Scan the data beneath this task and copy each line that includes "工业产品单位产量综合能耗计算方法及限额".
========
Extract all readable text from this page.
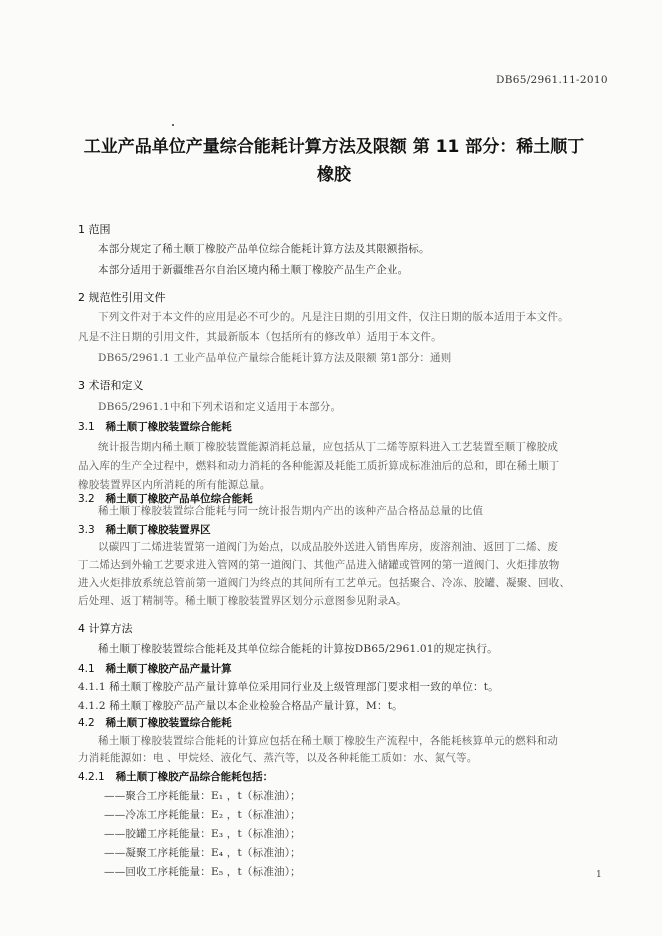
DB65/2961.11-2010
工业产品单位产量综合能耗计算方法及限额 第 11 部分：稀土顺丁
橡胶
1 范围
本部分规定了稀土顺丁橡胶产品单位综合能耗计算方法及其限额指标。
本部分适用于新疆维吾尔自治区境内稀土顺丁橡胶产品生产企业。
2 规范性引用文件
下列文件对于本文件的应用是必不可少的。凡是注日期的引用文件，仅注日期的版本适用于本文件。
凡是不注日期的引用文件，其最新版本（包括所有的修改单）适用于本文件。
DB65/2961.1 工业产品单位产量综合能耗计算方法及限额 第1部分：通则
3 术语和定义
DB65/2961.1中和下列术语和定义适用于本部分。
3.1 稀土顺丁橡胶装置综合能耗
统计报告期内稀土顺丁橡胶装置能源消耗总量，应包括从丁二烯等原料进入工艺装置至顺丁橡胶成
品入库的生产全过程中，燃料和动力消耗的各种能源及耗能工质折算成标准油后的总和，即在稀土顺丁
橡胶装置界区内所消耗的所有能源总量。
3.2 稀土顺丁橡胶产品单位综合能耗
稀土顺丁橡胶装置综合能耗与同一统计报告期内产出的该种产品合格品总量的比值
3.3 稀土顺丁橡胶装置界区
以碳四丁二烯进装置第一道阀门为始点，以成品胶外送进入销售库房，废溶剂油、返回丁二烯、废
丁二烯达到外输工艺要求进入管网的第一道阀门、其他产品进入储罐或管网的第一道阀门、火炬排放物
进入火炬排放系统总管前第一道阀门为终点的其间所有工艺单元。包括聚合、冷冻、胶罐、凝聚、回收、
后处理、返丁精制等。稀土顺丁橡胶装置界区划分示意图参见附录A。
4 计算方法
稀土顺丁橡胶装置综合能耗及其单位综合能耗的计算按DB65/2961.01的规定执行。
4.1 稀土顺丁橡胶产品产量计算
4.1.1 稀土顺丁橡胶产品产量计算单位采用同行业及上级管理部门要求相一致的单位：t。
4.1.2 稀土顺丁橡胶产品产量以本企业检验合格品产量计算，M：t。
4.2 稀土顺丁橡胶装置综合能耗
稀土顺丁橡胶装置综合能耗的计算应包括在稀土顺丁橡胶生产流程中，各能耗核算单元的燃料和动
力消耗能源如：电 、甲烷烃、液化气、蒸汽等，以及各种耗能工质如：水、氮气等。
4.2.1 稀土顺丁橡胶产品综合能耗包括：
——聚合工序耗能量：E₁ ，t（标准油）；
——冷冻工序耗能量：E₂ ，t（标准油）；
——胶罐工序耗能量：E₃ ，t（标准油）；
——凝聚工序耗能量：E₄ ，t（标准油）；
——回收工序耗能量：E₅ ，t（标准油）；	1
========
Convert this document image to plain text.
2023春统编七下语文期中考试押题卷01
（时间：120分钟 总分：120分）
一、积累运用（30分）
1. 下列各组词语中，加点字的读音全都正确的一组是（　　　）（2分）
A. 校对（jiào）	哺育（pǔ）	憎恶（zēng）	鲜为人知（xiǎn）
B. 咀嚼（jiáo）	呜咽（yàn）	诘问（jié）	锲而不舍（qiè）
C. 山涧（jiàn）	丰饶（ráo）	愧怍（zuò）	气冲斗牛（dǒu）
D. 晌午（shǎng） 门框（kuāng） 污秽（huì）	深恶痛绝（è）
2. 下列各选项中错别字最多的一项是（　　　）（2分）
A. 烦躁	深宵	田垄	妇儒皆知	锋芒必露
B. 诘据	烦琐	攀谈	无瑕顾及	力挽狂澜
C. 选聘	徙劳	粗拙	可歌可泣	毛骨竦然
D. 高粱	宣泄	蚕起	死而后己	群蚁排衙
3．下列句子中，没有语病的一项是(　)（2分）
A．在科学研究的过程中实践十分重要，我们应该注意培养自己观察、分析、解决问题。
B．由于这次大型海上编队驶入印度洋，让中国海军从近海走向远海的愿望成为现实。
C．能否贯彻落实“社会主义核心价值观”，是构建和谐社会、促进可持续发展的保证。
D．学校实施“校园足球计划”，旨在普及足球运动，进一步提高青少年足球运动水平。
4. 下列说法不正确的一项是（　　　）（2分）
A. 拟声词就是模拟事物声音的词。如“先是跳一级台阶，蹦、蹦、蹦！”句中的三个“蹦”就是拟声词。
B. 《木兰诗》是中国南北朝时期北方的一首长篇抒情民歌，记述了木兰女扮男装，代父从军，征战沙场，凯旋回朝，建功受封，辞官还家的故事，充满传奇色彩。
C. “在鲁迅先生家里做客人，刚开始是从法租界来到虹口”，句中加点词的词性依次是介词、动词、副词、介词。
========
> **REPLY TO THE TASK**
工业产品单位产量综合能耗计算方法及限额 第 11 部分：稀土顺丁
DB65/2961.1 工业产品单位产量综合能耗计算方法及限额 第1部分：通则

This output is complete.